- _INSTRUCTIONS FOR THE TASK_
List each line of the data that holds the string "image", please.

- _GIVEN DATA_
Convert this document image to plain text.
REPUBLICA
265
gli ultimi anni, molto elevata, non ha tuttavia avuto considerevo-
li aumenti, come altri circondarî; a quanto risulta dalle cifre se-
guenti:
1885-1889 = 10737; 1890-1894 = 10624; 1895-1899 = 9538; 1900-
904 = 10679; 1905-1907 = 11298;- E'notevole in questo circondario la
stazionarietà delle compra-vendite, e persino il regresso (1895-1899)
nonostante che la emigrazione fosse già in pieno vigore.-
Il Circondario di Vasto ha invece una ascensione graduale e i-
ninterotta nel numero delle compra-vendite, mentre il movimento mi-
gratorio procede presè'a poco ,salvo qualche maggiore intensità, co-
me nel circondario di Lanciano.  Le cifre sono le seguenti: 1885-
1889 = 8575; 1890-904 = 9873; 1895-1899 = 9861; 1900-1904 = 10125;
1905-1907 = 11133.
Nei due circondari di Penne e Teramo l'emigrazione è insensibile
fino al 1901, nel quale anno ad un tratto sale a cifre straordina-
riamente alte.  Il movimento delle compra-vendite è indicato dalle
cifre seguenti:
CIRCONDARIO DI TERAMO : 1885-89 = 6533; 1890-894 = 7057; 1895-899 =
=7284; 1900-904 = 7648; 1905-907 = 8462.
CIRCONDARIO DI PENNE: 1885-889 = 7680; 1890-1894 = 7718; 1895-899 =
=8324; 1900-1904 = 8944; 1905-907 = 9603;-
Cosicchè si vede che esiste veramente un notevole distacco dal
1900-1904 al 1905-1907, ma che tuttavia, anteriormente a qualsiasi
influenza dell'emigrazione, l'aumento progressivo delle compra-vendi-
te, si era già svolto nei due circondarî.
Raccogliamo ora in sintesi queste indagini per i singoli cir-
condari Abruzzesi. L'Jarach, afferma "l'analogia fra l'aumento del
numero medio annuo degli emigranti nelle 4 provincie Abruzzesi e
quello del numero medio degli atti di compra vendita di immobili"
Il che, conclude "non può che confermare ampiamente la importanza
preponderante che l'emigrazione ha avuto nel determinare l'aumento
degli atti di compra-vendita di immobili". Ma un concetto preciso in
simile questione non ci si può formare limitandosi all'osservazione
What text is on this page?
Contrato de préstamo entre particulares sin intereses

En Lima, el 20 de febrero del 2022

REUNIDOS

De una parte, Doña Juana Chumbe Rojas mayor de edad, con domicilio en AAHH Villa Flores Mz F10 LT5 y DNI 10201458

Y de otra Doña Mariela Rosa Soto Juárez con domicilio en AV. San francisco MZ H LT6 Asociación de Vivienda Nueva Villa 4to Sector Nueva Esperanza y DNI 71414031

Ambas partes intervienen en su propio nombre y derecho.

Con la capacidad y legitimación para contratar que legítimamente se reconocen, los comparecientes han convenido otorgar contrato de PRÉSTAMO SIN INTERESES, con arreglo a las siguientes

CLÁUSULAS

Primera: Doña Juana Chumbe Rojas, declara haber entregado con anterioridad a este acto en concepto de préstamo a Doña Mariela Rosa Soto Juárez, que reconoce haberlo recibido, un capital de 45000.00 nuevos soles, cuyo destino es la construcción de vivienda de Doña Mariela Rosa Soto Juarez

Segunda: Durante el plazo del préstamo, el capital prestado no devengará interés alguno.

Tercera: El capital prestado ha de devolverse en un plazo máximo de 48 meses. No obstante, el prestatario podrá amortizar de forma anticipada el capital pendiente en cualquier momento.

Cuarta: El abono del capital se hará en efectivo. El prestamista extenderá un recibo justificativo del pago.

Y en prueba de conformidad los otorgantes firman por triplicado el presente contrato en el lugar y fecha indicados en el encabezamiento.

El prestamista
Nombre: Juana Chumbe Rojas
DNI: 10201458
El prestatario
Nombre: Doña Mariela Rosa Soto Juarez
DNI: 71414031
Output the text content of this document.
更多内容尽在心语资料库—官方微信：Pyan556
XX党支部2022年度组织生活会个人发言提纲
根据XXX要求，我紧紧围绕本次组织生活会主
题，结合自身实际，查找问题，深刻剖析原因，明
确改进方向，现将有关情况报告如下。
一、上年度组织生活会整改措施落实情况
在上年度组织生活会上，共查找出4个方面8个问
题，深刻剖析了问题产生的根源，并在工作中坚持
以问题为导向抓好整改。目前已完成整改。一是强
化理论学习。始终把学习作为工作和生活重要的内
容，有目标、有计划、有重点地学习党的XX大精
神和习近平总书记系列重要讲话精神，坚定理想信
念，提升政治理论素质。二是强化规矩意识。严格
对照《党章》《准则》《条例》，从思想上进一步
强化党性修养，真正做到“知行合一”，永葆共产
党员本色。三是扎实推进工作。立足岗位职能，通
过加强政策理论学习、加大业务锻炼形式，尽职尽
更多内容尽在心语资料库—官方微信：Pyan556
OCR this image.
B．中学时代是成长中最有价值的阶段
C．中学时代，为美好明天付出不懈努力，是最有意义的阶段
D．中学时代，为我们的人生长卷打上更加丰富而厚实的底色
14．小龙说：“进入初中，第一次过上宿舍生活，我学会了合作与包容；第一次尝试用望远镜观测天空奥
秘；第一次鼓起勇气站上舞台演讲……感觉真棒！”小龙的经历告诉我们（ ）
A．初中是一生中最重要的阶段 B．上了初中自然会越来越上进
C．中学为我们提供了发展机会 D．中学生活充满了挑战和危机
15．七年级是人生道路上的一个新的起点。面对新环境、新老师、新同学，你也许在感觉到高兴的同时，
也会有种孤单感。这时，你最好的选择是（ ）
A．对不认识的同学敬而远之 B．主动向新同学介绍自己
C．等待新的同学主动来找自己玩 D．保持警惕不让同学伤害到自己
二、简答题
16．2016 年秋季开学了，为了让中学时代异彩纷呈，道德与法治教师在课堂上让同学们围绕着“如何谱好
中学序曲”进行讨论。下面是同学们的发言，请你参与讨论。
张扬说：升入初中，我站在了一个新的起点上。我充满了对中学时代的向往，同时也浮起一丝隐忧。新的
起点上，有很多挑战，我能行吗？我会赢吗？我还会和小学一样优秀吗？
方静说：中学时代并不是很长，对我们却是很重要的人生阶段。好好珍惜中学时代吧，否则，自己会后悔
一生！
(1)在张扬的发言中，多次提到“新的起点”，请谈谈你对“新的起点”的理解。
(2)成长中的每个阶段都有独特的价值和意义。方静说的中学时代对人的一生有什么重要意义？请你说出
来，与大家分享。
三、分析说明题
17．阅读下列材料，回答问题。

- _THE SOLUTION_
Convert this document image to plain text.
OCR this image.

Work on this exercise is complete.